-- start of Records for the task --

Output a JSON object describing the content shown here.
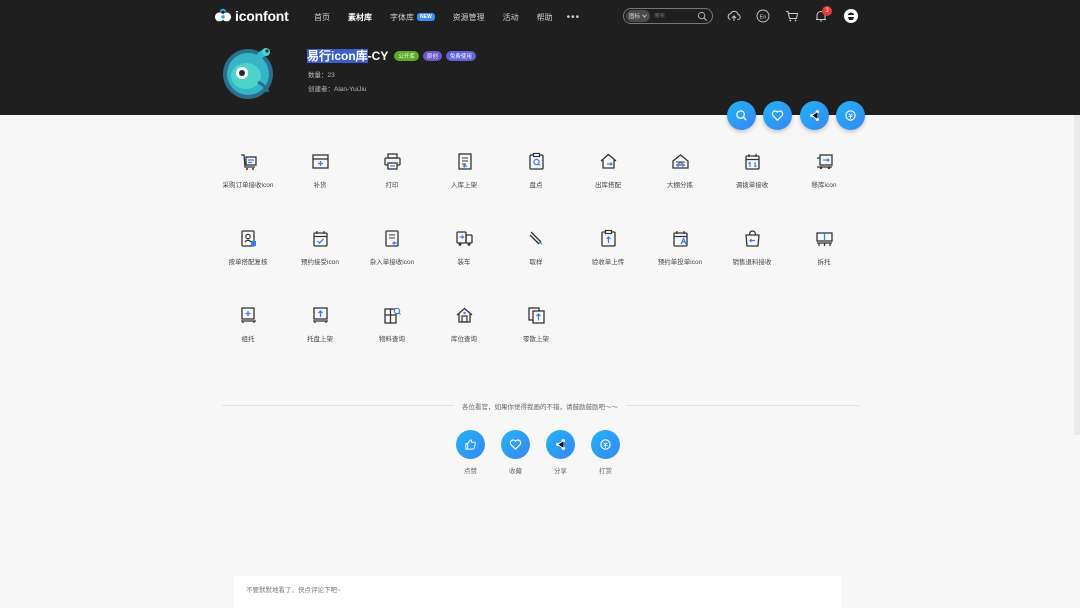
{
  "brand": {
    "name": "iconfont"
  },
  "nav": {
    "items": [
      {
        "label": "首页"
      },
      {
        "label": "素材库",
        "active": true
      },
      {
        "label": "字体库",
        "badge": "NEW"
      },
      {
        "label": "资源管理"
      },
      {
        "label": "活动"
      },
      {
        "label": "帮助"
      }
    ],
    "more": "•••"
  },
  "search": {
    "category": "图标",
    "placeholder": "搜索"
  },
  "topbar": {
    "notification_count": "3",
    "language": "En"
  },
  "library": {
    "title_highlight": "易行icon库",
    "title_rest": "-CY",
    "tags": [
      "公开库",
      "原创",
      "免费使用"
    ],
    "count_label": "数量：",
    "count": "23",
    "creator_label": "创建者：",
    "creator": "Alan-YuiJiu"
  },
  "icons": [
    {
      "label": "采购订单接收icon",
      "icon": "cart-list"
    },
    {
      "label": "补货",
      "icon": "box-plus"
    },
    {
      "label": "打印",
      "icon": "printer"
    },
    {
      "label": "入库上架",
      "icon": "doc-arrow-in"
    },
    {
      "label": "盘点",
      "icon": "clipboard-search"
    },
    {
      "label": "出库搭配",
      "icon": "home-arrow-out"
    },
    {
      "label": "大棚分拣",
      "icon": "greenhouse"
    },
    {
      "label": "调拨单接收",
      "icon": "calendar-transfer"
    },
    {
      "label": "移库icon",
      "icon": "truck-transfer"
    },
    {
      "label": "按单搭配复核",
      "icon": "doc-user"
    },
    {
      "label": "预约接受icon",
      "icon": "calendar-check"
    },
    {
      "label": "杂入单接收icon",
      "icon": "doc-arrow-left"
    },
    {
      "label": "装车",
      "icon": "truck-load"
    },
    {
      "label": "取样",
      "icon": "tweezers"
    },
    {
      "label": "验收单上传",
      "icon": "clipboard-upload"
    },
    {
      "label": "预约单投单icon",
      "icon": "calendar-a"
    },
    {
      "label": "销售退料接收",
      "icon": "bag-return"
    },
    {
      "label": "拆托",
      "icon": "pallet-split"
    },
    {
      "label": "组托",
      "icon": "pallet-plus"
    },
    {
      "label": "托盘上架",
      "icon": "pallet-up"
    },
    {
      "label": "物料查询",
      "icon": "material-search"
    },
    {
      "label": "库位查询",
      "icon": "location-search"
    },
    {
      "label": "零散上架",
      "icon": "scatter-up"
    }
  ],
  "footer": {
    "encourage": "各位看官，如果你觉得我画的不错，请鼓励鼓励吧～～",
    "actions": [
      {
        "label": "点赞",
        "icon": "thumb-up"
      },
      {
        "label": "收藏",
        "icon": "heart"
      },
      {
        "label": "分享",
        "icon": "share"
      },
      {
        "label": "打赏",
        "icon": "reward"
      }
    ],
    "comment_placeholder": "不要默默地看了，快点评论下吧~"
  },
  "colors": {
    "accent_start": "#1fb3f5",
    "accent_end": "#3a86f2",
    "header_bg": "#1f1f1f",
    "icon_stroke": "#333333",
    "icon_accent": "#3a7bf2"
  }
}
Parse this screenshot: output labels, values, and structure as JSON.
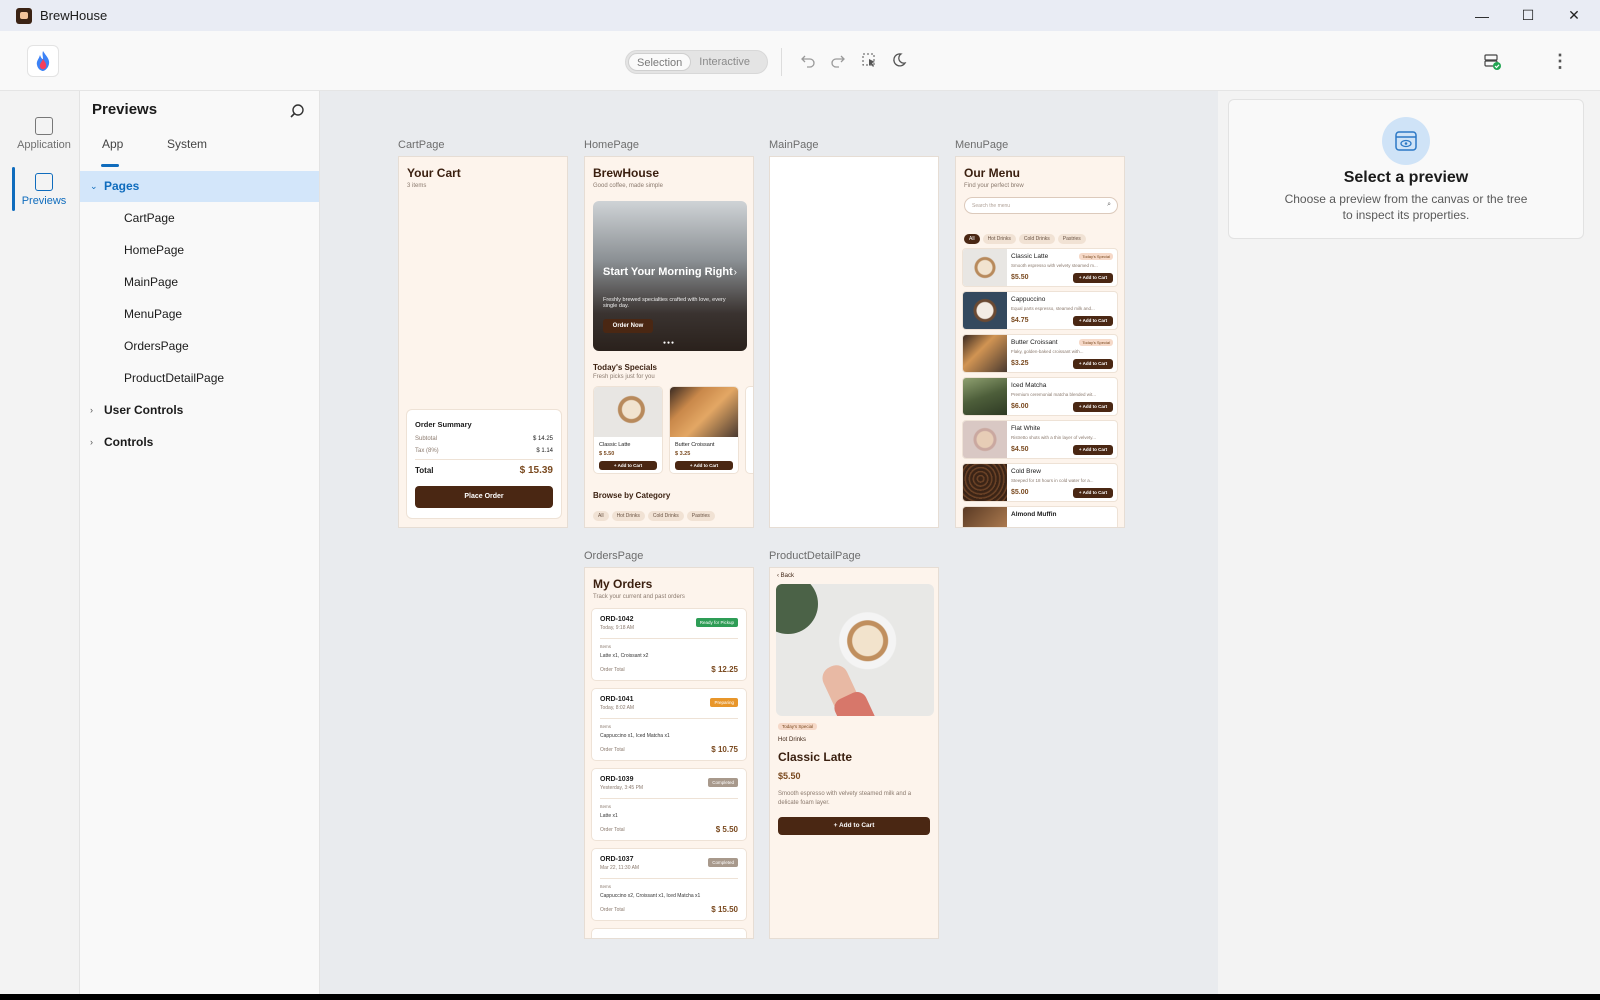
{
  "window": {
    "title": "BrewHouse",
    "controls": {
      "minimize": "—",
      "maximize": "☐",
      "close": "✕"
    }
  },
  "toolbar": {
    "mode_selection": "Selection",
    "mode_interactive": "Interactive"
  },
  "rail": {
    "application": "Application",
    "previews": "Previews"
  },
  "tree": {
    "title": "Previews",
    "tabs": [
      "App",
      "System"
    ],
    "pages_label": "Pages",
    "pages": [
      "CartPage",
      "HomePage",
      "MainPage",
      "MenuPage",
      "OrdersPage",
      "ProductDetailPage"
    ],
    "user_controls": "User Controls",
    "controls": "Controls"
  },
  "inspector": {
    "title": "Select a preview",
    "body": "Choose a preview from the canvas or the tree to inspect its properties."
  },
  "canvas": {
    "labels": {
      "cart": "CartPage",
      "home": "HomePage",
      "main": "MainPage",
      "menu": "MenuPage",
      "orders": "OrdersPage",
      "detail": "ProductDetailPage"
    }
  },
  "cart": {
    "title": "Your Cart",
    "count": "3 items",
    "summary_title": "Order Summary",
    "subtotal_label": "Subtotal",
    "subtotal": "$ 14.25",
    "tax_label": "Tax (8%)",
    "tax": "$ 1.14",
    "total_label": "Total",
    "total": "$ 15.39",
    "place_order": "Place Order"
  },
  "home": {
    "title": "BrewHouse",
    "subtitle": "Good coffee, made simple",
    "hero_title": "Start Your Morning Right",
    "hero_text": "Freshly brewed specialties crafted with love, every single day.",
    "hero_button": "Order Now",
    "specials_title": "Today's Specials",
    "specials_sub": "Fresh picks just for you",
    "specials": [
      {
        "name": "Classic Latte",
        "price": "$ 5.50",
        "button": "+ Add to Cart"
      },
      {
        "name": "Butter Croissant",
        "price": "$ 3.25",
        "button": "+ Add to Cart"
      }
    ],
    "browse_title": "Browse by Category",
    "categories": [
      "All",
      "Hot Drinks",
      "Cold Drinks",
      "Pastries"
    ]
  },
  "menu": {
    "title": "Our Menu",
    "subtitle": "Find your perfect brew",
    "search_placeholder": "Search the menu",
    "chips": [
      "All",
      "Hot Drinks",
      "Cold Drinks",
      "Pastries"
    ],
    "items": [
      {
        "name": "Classic Latte",
        "desc": "Smooth espresso with velvety steamed m...",
        "price": "$5.50",
        "tag": "Today's Special",
        "button": "+ Add to Cart"
      },
      {
        "name": "Cappuccino",
        "desc": "Equal parts espresso, steamed milk and...",
        "price": "$4.75",
        "tag": "",
        "button": "+ Add to Cart"
      },
      {
        "name": "Butter Croissant",
        "desc": "Flaky, golden-baked croissant with...",
        "price": "$3.25",
        "tag": "Today's Special",
        "button": "+ Add to Cart"
      },
      {
        "name": "Iced Matcha",
        "desc": "Premium ceremonial matcha blended wit...",
        "price": "$6.00",
        "tag": "",
        "button": "+ Add to Cart"
      },
      {
        "name": "Flat White",
        "desc": "Ristretto shots with a thin layer of velvety...",
        "price": "$4.50",
        "tag": "",
        "button": "+ Add to Cart"
      },
      {
        "name": "Cold Brew",
        "desc": "Steeped for 18 hours in cold water for a...",
        "price": "$5.00",
        "tag": "",
        "button": "+ Add to Cart"
      }
    ],
    "partial_item": "Almond Muffin"
  },
  "orders": {
    "title": "My Orders",
    "subtitle": "Track your current and past orders",
    "items_label": "Items",
    "total_label": "Order Total",
    "list": [
      {
        "id": "ORD-1042",
        "time": "Today, 9:18 AM",
        "status": "Ready for Pickup",
        "status_color": "#2e9d56",
        "items": "Latte x1, Croissant x2",
        "total": "$ 12.25"
      },
      {
        "id": "ORD-1041",
        "time": "Today, 8:02 AM",
        "status": "Preparing",
        "status_color": "#e8962a",
        "items": "Cappuccino x1, Iced Matcha x1",
        "total": "$ 10.75"
      },
      {
        "id": "ORD-1039",
        "time": "Yesterday, 3:45 PM",
        "status": "Completed",
        "status_color": "#a8998c",
        "items": "Latte x1",
        "total": "$ 5.50"
      },
      {
        "id": "ORD-1037",
        "time": "Mar 22, 11:30 AM",
        "status": "Completed",
        "status_color": "#a8998c",
        "items": "Cappuccino x2, Croissant x1, Iced Matcha x1",
        "total": "$ 15.50"
      }
    ]
  },
  "detail": {
    "back": "Back",
    "tag": "Today's Special",
    "category": "Hot Drinks",
    "name": "Classic Latte",
    "price": "$5.50",
    "desc": "Smooth espresso with velvety steamed milk and a delicate foam layer.",
    "button": "+ Add to Cart"
  },
  "colors": {
    "accent": "#0f6cbd",
    "brand_dark": "#4a2713",
    "page_bg": "#fdf4ec",
    "price": "#7a4a20"
  }
}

-- end of Records for the task --

> **Required task**
Copy each line of the data above that holds "layer".

> **Output for this exercise**
        "desc": "Ristretto shots with a thin layer of velvety...",
    "desc": "Smooth espresso with velvety steamed milk and a delicate foam layer.",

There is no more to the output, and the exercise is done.